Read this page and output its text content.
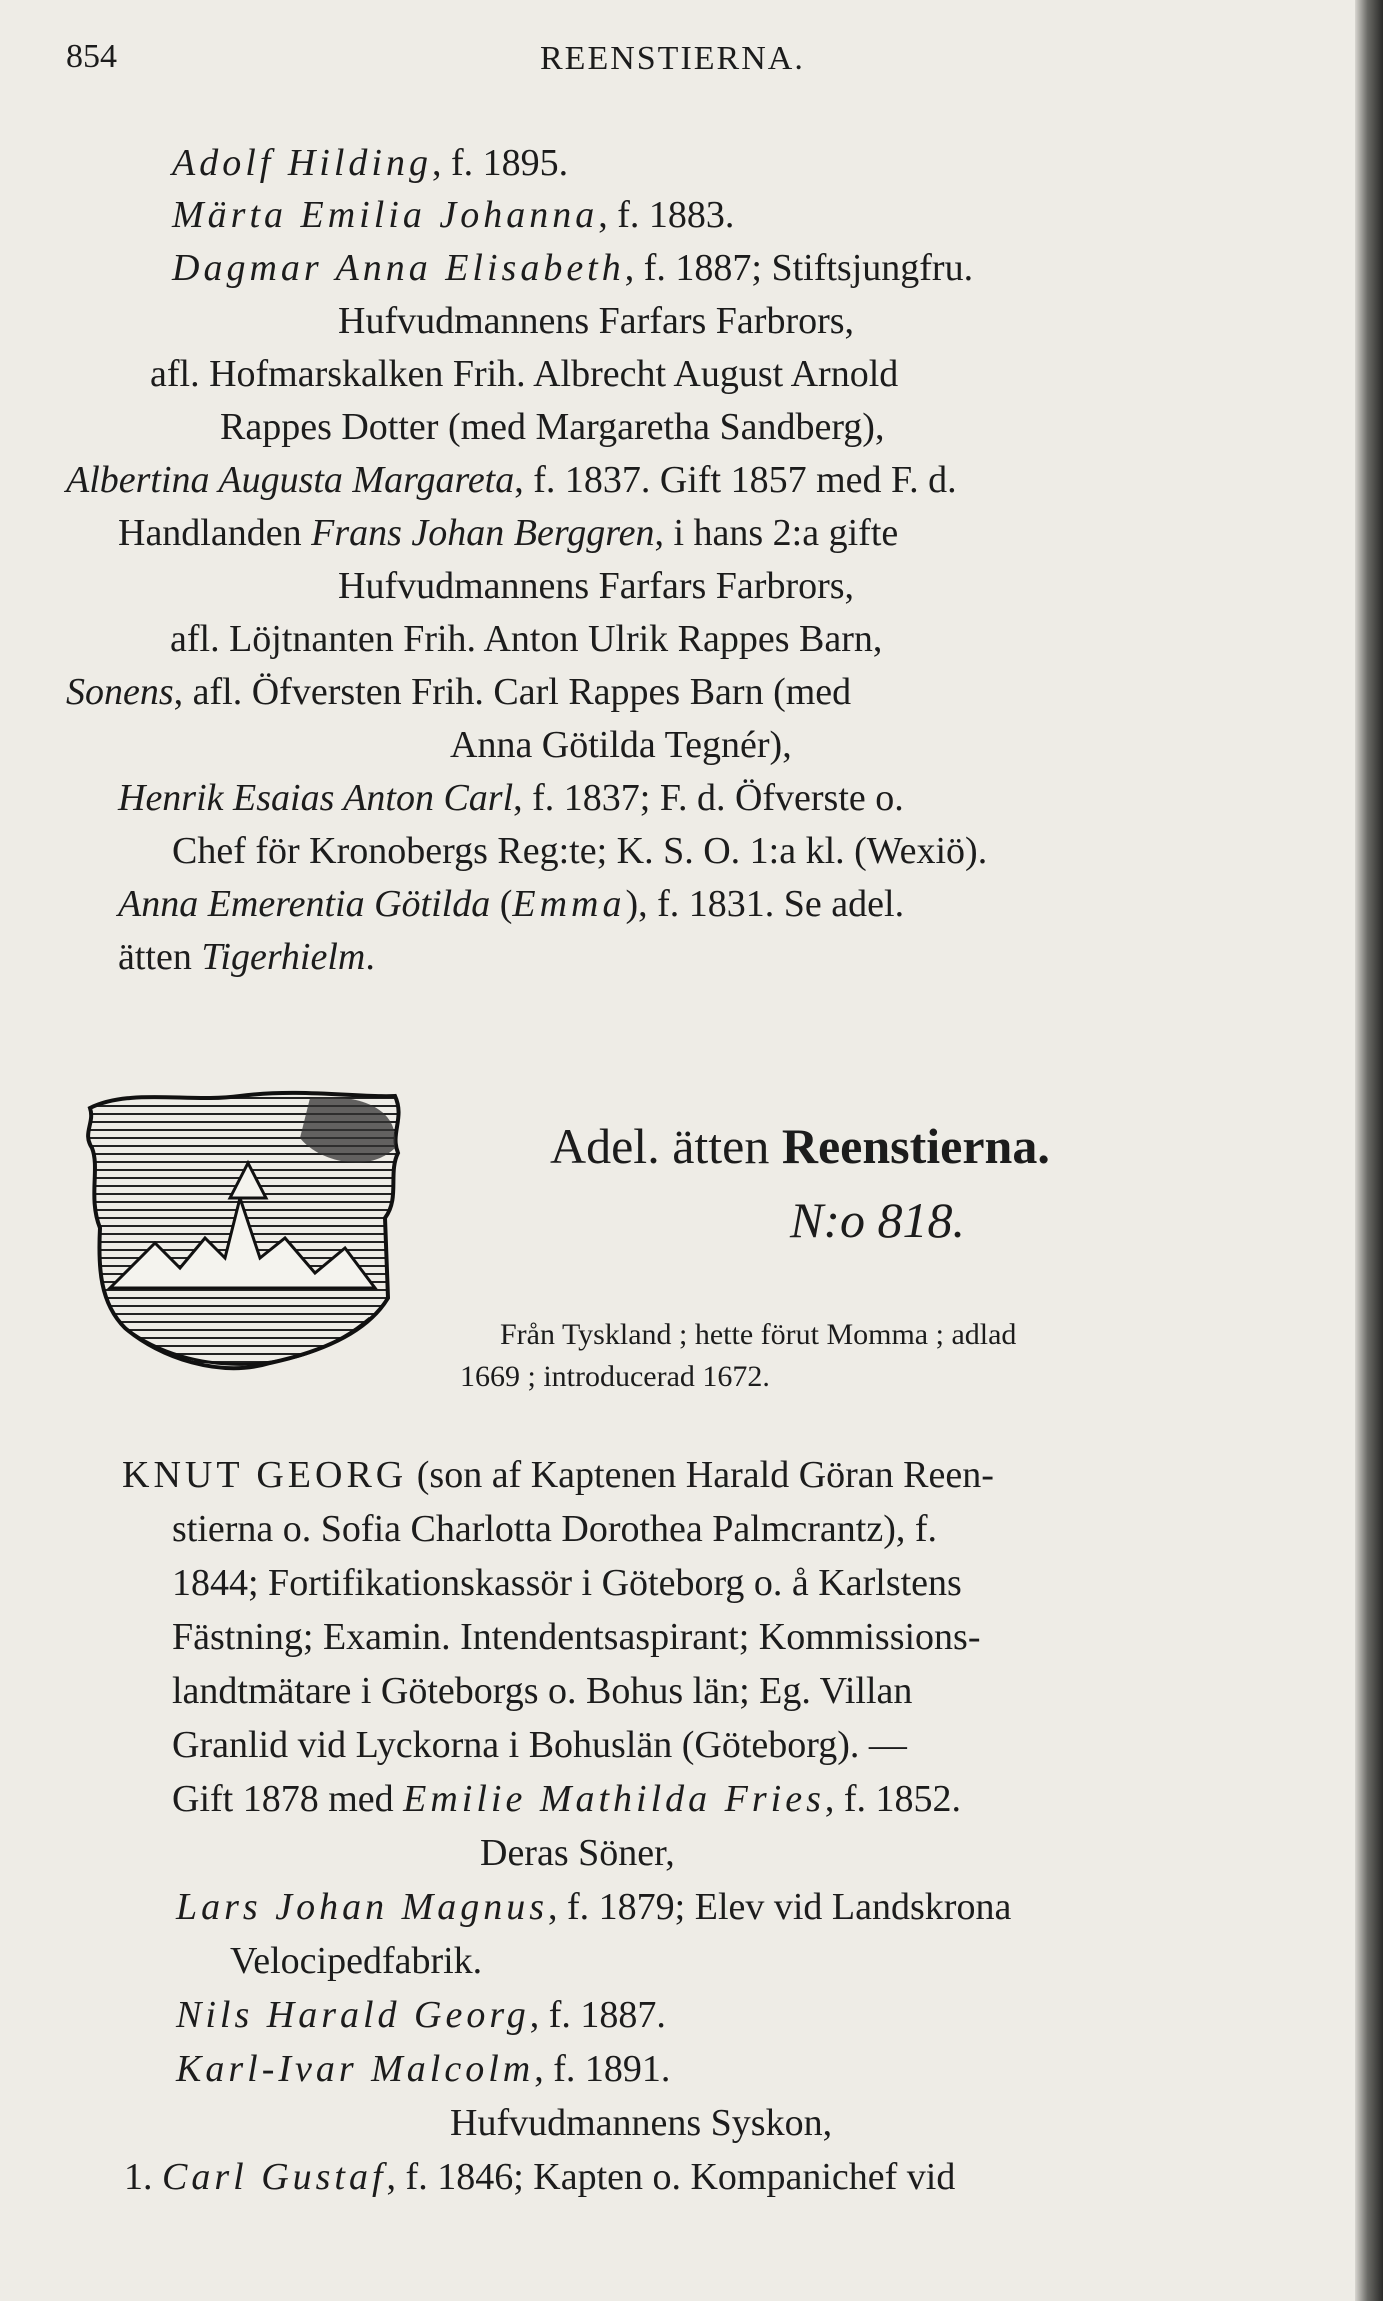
854	REENSTIERNA.
Adolf Hilding, f. 1895.
Märta Emilia Johanna, f. 1883.
Dagmar Anna Elisabeth, f. 1887; Stiftsjungfru.
Hufvudmannens Farfars Farbrors,
afl. Hofmarskalken Frih. Albrecht August Arnold
Rappes Dotter (med Margaretha Sandberg),
Albertina Augusta Margareta, f. 1837. Gift 1857 med F. d.
Handlanden Frans Johan Berggren, i hans 2:a gifte
Hufvudmannens Farfars Farbrors,
afl. Löjtnanten Frih. Anton Ulrik Rappes Barn,
Sonens, afl. Öfversten Frih. Carl Rappes Barn (med
Anna Götilda Tegnér),
Henrik Esaias Anton Carl, f. 1837; F. d. Öfverste o.
Chef för Kronobergs Reg:te; K. S. O. 1:a kl. (Wexiö).
Anna Emerentia Götilda (Emma), f. 1831. Se adel.
ätten Tigerhielm.
Adel. ätten Reenstierna.
N:o 818.
Från Tyskland ; hette förut Momma ; adlad
1669 ; introducerad 1672.
KNUT GEORG (son af Kaptenen Harald Göran Reen-
stierna o. Sofia Charlotta Dorothea Palmcrantz), f.
1844; Fortifikationskassör i Göteborg o. å Karlstens
Fästning; Examin. Intendentsaspirant; Kommissions-
landtmätare i Göteborgs o. Bohus län; Eg. Villan
Granlid vid Lyckorna i Bohuslän (Göteborg). —
Gift 1878 med Emilie Mathilda Fries, f. 1852.
Deras Söner,
Lars Johan Magnus, f. 1879; Elev vid Landskrona
Velocipedfabrik.
Nils Harald Georg, f. 1887.
Karl-Ivar Malcolm, f. 1891.
Hufvudmannens Syskon,
1. Carl Gustaf, f. 1846; Kapten o. Kompanichef vid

■ WHAT THIS TASK INVOLVES
Return the records exactly. Don't carry the pictures over.

■ TASK SOLUTION
Read this page and output its text content.
854	REENSTIERNA.
Adolf Hilding, f. 1895.
Märta Emilia Johanna, f. 1883.
Dagmar Anna Elisabeth, f. 1887; Stiftsjungfru.
Hufvudmannens Farfars Farbrors,
afl. Hofmarskalken Frih. Albrecht August Arnold
Rappes Dotter (med Margaretha Sandberg),
Albertina Augusta Margareta, f. 1837. Gift 1857 med F. d.
Handlanden Frans Johan Berggren, i hans 2:a gifte
Hufvudmannens Farfars Farbrors,
afl. Löjtnanten Frih. Anton Ulrik Rappes Barn,
Sonens, afl. Öfversten Frih. Carl Rappes Barn (med
Anna Götilda Tegnér),
Henrik Esaias Anton Carl, f. 1837; F. d. Öfverste o.
Chef för Kronobergs Reg:te; K. S. O. 1:a kl. (Wexiö).
Anna Emerentia Götilda (Emma), f. 1831. Se adel.
ätten Tigerhielm.
Adel. ätten Reenstierna.
N:o 818.
Från Tyskland ; hette förut Momma ; adlad
1669 ; introducerad 1672.
KNUT GEORG (son af Kaptenen Harald Göran Reen-
stierna o. Sofia Charlotta Dorothea Palmcrantz), f.
1844; Fortifikationskassör i Göteborg o. å Karlstens
Fästning; Examin. Intendentsaspirant; Kommissions-
landtmätare i Göteborgs o. Bohus län; Eg. Villan
Granlid vid Lyckorna i Bohuslän (Göteborg). —
Gift 1878 med Emilie Mathilda Fries, f. 1852.
Deras Söner,
Lars Johan Magnus, f. 1879; Elev vid Landskrona
Velocipedfabrik.
Nils Harald Georg, f. 1887.
Karl-Ivar Malcolm, f. 1891.
Hufvudmannens Syskon,
1. Carl Gustaf, f. 1846; Kapten o. Kompanichef vid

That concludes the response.